WHAT YOU WILL DO:
Read the lines below. Copy out any that hold the string "JSON".

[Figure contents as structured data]

=======

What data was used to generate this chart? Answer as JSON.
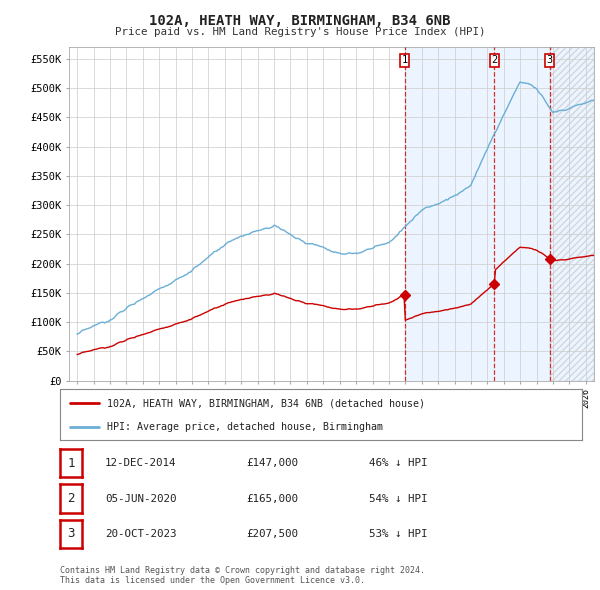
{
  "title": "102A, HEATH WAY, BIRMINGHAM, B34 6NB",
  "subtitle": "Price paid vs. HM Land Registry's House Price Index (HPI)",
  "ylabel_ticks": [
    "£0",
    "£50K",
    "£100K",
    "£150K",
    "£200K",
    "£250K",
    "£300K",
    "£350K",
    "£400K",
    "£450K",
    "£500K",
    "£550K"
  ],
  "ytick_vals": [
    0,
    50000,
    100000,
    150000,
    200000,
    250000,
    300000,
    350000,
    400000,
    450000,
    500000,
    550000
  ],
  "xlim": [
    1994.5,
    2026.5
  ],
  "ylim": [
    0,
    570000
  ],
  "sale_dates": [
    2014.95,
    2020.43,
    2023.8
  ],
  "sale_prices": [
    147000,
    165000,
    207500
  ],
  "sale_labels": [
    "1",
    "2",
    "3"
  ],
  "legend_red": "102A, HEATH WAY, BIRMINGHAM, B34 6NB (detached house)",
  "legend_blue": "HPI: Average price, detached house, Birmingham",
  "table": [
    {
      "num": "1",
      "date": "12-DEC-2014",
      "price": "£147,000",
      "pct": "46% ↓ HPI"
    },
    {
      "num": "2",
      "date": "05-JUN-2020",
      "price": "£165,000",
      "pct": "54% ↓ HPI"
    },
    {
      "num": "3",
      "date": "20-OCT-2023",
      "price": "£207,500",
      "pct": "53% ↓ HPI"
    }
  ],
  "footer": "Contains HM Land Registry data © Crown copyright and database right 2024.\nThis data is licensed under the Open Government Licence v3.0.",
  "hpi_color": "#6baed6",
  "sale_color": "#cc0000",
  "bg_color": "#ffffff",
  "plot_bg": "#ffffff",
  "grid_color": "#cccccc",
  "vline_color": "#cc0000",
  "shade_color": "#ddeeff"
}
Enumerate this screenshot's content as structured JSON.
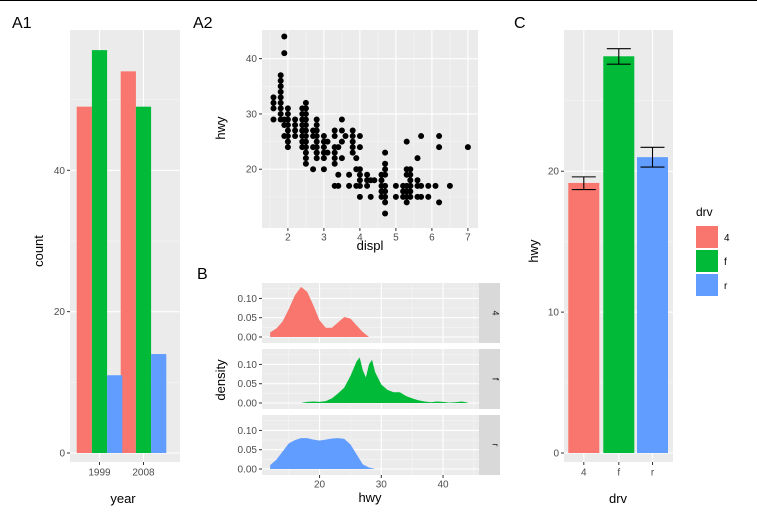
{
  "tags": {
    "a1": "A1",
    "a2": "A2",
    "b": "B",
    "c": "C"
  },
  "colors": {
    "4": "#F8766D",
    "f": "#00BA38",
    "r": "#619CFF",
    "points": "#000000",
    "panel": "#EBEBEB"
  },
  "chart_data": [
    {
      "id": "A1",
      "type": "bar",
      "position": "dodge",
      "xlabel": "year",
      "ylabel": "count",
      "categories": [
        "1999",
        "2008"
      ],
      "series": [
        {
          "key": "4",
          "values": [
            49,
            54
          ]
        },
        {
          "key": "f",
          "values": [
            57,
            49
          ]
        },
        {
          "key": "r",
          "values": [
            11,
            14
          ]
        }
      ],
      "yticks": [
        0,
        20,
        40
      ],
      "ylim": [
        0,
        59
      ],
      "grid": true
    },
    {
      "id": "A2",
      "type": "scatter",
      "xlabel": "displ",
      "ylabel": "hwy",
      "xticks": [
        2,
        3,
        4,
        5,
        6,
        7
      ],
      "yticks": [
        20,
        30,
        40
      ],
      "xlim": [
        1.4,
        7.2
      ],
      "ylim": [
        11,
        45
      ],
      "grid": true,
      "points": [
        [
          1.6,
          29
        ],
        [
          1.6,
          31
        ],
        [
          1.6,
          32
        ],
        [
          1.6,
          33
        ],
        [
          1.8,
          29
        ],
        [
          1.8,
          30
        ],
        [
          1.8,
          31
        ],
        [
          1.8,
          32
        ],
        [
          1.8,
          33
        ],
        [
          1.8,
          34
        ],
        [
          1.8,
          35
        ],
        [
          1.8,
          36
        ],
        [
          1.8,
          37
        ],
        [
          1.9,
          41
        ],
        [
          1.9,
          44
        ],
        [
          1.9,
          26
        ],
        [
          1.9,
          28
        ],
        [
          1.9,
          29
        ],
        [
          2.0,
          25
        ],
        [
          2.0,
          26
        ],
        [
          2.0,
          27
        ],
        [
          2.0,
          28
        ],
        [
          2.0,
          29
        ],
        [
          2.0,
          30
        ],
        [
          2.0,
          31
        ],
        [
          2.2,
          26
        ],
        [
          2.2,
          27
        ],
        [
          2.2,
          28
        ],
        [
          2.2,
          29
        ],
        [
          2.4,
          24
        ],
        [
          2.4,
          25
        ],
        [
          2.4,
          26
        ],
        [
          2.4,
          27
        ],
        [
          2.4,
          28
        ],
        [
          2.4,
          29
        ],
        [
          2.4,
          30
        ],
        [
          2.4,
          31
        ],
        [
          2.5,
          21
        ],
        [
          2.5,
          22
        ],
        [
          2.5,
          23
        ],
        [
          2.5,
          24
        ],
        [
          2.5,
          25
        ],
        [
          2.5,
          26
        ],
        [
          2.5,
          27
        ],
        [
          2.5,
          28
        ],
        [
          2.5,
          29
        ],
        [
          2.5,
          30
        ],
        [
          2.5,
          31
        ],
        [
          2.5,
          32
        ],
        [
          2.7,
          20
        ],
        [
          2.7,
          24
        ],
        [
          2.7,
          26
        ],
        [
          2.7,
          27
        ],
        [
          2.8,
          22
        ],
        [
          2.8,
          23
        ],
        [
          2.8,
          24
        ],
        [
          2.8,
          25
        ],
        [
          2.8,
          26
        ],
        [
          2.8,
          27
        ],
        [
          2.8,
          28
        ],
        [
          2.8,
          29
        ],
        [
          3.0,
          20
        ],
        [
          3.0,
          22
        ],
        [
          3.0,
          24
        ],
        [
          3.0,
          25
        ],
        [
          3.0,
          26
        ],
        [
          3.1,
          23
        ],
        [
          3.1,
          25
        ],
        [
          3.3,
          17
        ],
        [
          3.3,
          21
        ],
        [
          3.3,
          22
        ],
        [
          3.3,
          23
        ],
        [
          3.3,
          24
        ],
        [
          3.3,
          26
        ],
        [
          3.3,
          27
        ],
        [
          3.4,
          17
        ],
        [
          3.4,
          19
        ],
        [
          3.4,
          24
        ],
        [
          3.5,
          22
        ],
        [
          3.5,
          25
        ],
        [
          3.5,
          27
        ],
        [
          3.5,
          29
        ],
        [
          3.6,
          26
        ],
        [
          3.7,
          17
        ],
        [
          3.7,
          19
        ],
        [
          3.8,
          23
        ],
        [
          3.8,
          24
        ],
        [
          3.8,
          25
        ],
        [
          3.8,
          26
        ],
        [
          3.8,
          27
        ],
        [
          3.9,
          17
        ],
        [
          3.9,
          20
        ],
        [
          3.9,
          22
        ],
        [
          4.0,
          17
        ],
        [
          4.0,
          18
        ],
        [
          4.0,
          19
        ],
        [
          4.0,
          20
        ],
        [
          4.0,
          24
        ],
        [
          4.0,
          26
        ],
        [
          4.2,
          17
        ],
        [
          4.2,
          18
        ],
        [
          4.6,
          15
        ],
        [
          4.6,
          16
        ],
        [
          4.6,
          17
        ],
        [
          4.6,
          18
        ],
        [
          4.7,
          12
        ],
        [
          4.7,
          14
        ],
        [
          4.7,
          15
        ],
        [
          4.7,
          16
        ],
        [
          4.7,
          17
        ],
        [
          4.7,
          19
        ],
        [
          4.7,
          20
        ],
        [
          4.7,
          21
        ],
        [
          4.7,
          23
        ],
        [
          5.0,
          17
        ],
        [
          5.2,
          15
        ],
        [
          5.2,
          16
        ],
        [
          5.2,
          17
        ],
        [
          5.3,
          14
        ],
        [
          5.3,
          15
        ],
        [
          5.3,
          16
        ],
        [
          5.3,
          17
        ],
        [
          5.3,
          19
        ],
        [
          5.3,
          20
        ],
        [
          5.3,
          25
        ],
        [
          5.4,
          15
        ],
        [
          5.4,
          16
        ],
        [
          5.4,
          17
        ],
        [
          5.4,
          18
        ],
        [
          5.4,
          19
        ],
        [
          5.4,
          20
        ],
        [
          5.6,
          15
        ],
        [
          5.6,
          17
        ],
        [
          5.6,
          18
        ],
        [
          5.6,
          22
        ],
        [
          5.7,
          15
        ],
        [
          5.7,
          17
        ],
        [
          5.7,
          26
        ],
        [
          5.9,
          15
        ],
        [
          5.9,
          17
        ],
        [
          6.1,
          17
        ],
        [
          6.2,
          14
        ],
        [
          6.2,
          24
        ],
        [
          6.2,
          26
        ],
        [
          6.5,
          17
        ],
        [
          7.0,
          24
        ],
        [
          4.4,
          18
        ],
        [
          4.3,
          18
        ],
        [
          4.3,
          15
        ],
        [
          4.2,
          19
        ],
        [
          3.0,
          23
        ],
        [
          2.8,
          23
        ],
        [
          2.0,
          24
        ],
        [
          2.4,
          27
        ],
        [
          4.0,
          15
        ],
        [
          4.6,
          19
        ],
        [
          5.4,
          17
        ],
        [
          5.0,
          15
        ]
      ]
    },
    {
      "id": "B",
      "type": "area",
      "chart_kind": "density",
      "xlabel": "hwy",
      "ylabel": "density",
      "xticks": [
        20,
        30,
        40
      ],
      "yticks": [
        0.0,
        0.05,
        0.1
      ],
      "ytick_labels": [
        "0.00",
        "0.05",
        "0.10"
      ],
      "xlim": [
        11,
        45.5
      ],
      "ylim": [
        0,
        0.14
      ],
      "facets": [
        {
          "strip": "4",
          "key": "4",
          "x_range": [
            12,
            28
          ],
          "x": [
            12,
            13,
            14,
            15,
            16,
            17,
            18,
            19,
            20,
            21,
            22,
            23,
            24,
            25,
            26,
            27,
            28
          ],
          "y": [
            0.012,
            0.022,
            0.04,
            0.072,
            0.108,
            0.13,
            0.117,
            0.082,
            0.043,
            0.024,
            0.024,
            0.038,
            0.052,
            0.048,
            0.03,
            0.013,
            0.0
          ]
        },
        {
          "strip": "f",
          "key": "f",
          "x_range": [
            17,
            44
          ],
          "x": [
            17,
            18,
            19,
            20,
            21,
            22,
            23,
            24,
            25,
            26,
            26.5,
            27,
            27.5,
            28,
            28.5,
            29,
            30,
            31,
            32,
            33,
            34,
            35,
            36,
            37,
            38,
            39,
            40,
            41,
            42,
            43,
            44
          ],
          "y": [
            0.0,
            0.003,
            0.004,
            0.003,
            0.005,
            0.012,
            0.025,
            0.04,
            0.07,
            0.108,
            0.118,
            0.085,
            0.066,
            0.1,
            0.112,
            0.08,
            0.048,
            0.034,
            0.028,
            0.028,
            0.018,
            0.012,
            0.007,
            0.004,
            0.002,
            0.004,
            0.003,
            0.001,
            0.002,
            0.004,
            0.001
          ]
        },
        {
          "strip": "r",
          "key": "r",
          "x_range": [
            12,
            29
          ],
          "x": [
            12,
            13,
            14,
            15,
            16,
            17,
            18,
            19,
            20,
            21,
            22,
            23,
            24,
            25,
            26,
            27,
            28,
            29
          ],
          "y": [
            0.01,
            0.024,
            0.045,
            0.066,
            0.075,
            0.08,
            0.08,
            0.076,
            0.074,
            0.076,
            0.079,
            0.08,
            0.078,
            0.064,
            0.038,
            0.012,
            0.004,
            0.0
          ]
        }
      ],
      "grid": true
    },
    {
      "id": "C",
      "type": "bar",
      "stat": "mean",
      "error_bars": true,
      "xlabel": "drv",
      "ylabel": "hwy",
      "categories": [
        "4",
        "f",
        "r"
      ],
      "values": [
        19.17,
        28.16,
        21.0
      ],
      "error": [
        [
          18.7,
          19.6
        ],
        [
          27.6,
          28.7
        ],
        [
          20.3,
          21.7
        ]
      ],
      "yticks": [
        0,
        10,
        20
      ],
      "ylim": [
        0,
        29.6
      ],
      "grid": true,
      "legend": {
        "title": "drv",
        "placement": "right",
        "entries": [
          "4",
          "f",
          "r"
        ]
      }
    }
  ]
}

=======

ANSWER TO THIS TASK:
What data was used to generate this chart? Answer as JSON.
Enumerate this screenshot's content as structured JSON.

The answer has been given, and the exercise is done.